## BRIEF
Restate, word for word, all of the material shown below.

## RECORDS FOR THE TASK
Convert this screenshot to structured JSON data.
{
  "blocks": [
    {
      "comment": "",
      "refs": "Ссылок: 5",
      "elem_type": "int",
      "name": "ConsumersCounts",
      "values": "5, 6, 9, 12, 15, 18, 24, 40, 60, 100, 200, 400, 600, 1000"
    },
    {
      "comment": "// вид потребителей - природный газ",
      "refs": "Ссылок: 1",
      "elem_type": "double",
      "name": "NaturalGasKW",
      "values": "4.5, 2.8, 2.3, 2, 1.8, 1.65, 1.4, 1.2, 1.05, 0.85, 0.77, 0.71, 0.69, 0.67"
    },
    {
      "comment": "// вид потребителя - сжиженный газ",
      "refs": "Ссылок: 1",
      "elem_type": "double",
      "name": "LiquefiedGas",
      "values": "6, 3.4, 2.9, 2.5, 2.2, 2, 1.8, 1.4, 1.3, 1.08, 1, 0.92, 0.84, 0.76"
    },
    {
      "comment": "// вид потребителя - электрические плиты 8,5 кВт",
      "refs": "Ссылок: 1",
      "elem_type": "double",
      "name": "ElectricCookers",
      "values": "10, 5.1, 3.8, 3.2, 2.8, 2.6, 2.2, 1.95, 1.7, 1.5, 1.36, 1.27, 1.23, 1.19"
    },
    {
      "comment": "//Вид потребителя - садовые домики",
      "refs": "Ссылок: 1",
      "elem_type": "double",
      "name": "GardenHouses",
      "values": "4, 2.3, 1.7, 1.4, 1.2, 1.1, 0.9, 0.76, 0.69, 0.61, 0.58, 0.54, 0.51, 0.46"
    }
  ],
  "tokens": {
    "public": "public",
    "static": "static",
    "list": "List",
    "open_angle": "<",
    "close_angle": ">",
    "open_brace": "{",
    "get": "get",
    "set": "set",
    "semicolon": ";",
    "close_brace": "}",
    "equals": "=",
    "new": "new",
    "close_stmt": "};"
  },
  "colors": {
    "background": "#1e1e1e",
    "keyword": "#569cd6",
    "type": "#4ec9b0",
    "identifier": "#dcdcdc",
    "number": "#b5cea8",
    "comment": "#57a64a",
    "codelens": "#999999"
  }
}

## THE SOLUTION
Convert this screenshot to structured JSON data.
{
  "blocks": [
    {
      "comment": "",
      "refs": "Ссылок: 5",
      "elem_type": "int",
      "name": "ConsumersCounts",
      "values": "5, 6, 9, 12, 15, 18, 24, 40, 60, 100, 200, 400, 600, 1000"
    },
    {
      "comment": "// вид потребителей - природный газ",
      "refs": "Ссылок: 1",
      "elem_type": "double",
      "name": "NaturalGasKW",
      "values": "4.5, 2.8, 2.3, 2, 1.8, 1.65, 1.4, 1.2, 1.05, 0.85, 0.77, 0.71, 0.69, 0.67"
    },
    {
      "comment": "// вид потребителя - сжиженный газ",
      "refs": "Ссылок: 1",
      "elem_type": "double",
      "name": "LiquefiedGas",
      "values": "6, 3.4, 2.9, 2.5, 2.2, 2, 1.8, 1.4, 1.3, 1.08, 1, 0.92, 0.84, 0.76"
    },
    {
      "comment": "// вид потребителя - электрические плиты 8,5 кВт",
      "refs": "Ссылок: 1",
      "elem_type": "double",
      "name": "ElectricCookers",
      "values": "10, 5.1, 3.8, 3.2, 2.8, 2.6, 2.2, 1.95, 1.7, 1.5, 1.36, 1.27, 1.23, 1.19"
    },
    {
      "comment": "//Вид потребителя - садовые домики",
      "refs": "Ссылок: 1",
      "elem_type": "double",
      "name": "GardenHouses",
      "values": "4, 2.3, 1.7, 1.4, 1.2, 1.1, 0.9, 0.76, 0.69, 0.61, 0.58, 0.54, 0.51, 0.46"
    }
  ],
  "tokens": {
    "public": "public",
    "static": "static",
    "list": "List",
    "open_angle": "<",
    "close_angle": ">",
    "open_brace": "{",
    "get": "get",
    "set": "set",
    "semicolon": ";",
    "close_brace": "}",
    "equals": "=",
    "new": "new",
    "close_stmt": "};"
  },
  "colors": {
    "background": "#1e1e1e",
    "keyword": "#569cd6",
    "type": "#4ec9b0",
    "identifier": "#dcdcdc",
    "number": "#b5cea8",
    "comment": "#57a64a",
    "codelens": "#999999"
  }
}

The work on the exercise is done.